What the task requires:
Strip the pictures and reproduce the rest of the listing exactly.

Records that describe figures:
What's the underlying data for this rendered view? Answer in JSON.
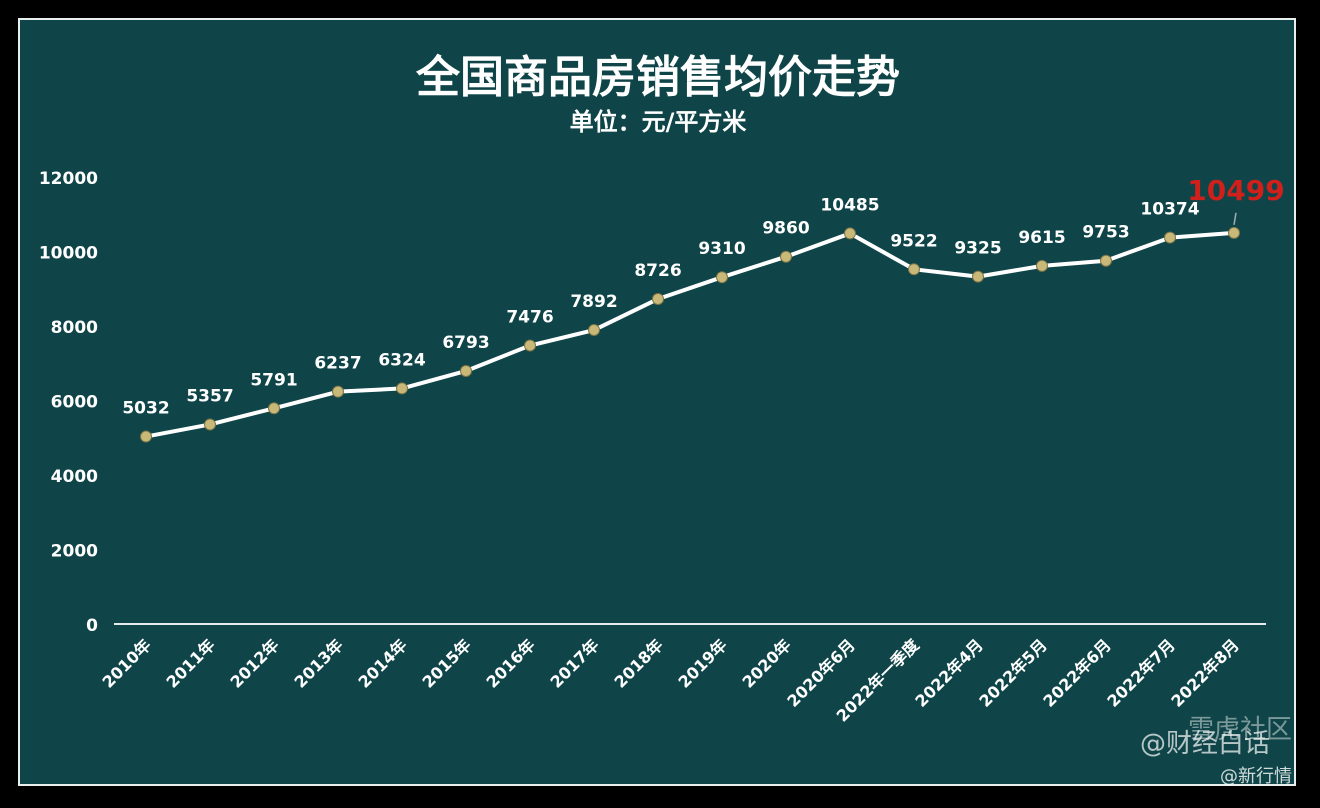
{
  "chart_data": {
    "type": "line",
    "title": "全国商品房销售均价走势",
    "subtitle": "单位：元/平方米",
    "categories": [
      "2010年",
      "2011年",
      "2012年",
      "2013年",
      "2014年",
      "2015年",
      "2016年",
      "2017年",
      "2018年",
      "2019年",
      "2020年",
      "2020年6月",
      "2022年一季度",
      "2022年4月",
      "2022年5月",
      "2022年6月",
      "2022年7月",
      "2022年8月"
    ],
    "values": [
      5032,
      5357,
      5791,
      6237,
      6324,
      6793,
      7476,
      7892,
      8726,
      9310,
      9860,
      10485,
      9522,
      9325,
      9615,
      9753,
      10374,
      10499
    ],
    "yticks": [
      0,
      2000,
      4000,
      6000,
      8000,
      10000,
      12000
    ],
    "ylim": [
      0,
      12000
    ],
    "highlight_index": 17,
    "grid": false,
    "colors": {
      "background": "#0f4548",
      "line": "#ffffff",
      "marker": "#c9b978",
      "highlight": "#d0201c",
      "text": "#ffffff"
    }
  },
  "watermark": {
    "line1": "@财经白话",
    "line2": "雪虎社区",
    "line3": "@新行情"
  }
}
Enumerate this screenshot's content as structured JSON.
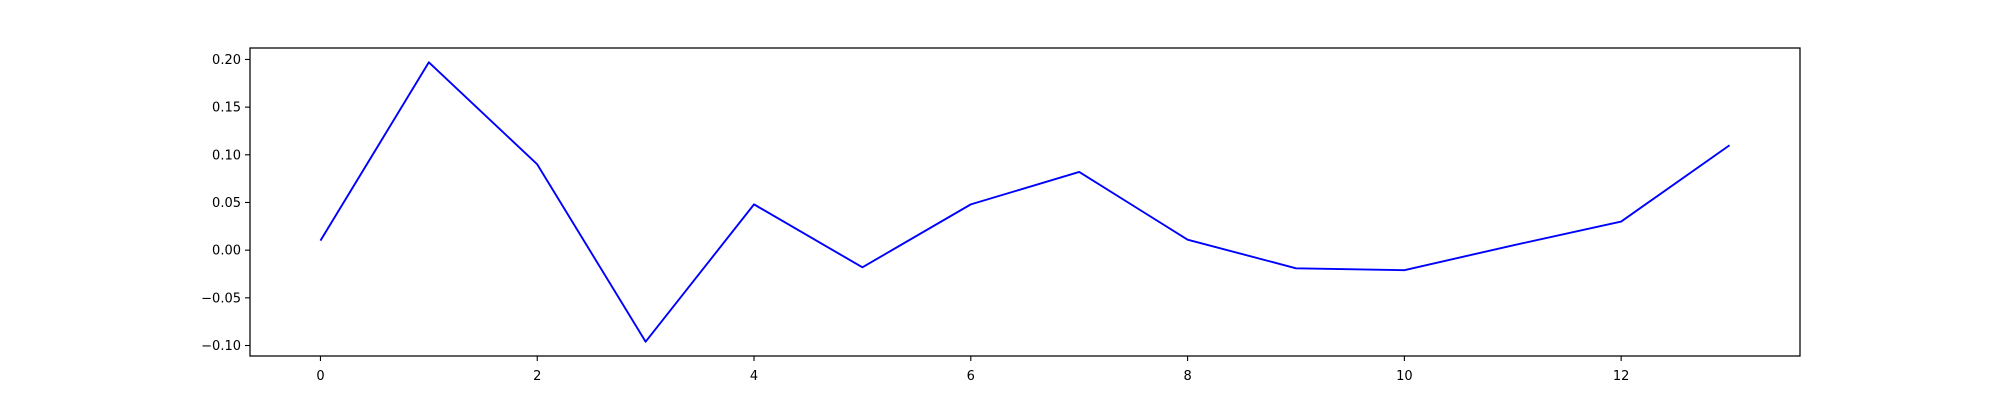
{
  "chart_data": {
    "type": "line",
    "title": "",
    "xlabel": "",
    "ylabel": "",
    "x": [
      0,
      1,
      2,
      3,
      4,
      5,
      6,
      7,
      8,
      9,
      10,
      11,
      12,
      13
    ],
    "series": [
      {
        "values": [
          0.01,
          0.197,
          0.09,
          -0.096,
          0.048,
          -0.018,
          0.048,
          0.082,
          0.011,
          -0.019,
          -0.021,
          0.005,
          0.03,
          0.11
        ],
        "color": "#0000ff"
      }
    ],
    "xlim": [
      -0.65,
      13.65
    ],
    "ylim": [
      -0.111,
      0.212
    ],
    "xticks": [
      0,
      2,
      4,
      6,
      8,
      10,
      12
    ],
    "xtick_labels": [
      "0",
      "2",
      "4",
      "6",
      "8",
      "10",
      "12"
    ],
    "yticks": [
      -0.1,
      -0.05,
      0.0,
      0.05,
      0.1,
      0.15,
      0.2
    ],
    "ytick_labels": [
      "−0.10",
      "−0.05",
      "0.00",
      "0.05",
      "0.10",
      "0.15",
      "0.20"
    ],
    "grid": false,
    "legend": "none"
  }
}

Exercise result:
What's the underlying data for this rendered view? Answer in JSON.
{
  "chart_data": {
    "type": "line",
    "title": "全国商品房销售均价走势",
    "subtitle": "单位：元/平方米",
    "categories": [
      "2010年",
      "2011年",
      "2012年",
      "2013年",
      "2014年",
      "2015年",
      "2016年",
      "2017年",
      "2018年",
      "2019年",
      "2020年",
      "2020年6月",
      "2022年一季度",
      "2022年4月",
      "2022年5月",
      "2022年6月",
      "2022年7月",
      "2022年8月"
    ],
    "values": [
      5032,
      5357,
      5791,
      6237,
      6324,
      6793,
      7476,
      7892,
      8726,
      9310,
      9860,
      10485,
      9522,
      9325,
      9615,
      9753,
      10374,
      10499
    ],
    "yticks": [
      0,
      2000,
      4000,
      6000,
      8000,
      10000,
      12000
    ],
    "ylim": [
      0,
      12000
    ],
    "highlight_index": 17,
    "grid": false,
    "colors": {
      "background": "#0f4548",
      "line": "#ffffff",
      "marker": "#c9b978",
      "highlight": "#d0201c",
      "text": "#ffffff"
    }
  },
  "watermark": {
    "line1": "@财经白话",
    "line2": "雪虎社区",
    "line3": "@新行情"
  }
}
Enumerate this screenshot's content as structured JSON.
{
  "chart_data": {
    "type": "line",
    "title": "",
    "xlabel": "",
    "ylabel": "",
    "x": [
      0,
      1,
      2,
      3,
      4,
      5,
      6,
      7,
      8,
      9,
      10,
      11,
      12,
      13
    ],
    "series": [
      {
        "values": [
          0.01,
          0.197,
          0.09,
          -0.096,
          0.048,
          -0.018,
          0.048,
          0.082,
          0.011,
          -0.019,
          -0.021,
          0.005,
          0.03,
          0.11
        ],
        "color": "#0000ff"
      }
    ],
    "xlim": [
      -0.65,
      13.65
    ],
    "ylim": [
      -0.111,
      0.212
    ],
    "xticks": [
      0,
      2,
      4,
      6,
      8,
      10,
      12
    ],
    "xtick_labels": [
      "0",
      "2",
      "4",
      "6",
      "8",
      "10",
      "12"
    ],
    "yticks": [
      -0.1,
      -0.05,
      0.0,
      0.05,
      0.1,
      0.15,
      0.2
    ],
    "ytick_labels": [
      "−0.10",
      "−0.05",
      "0.00",
      "0.05",
      "0.10",
      "0.15",
      "0.20"
    ],
    "grid": false,
    "legend": "none"
  }
}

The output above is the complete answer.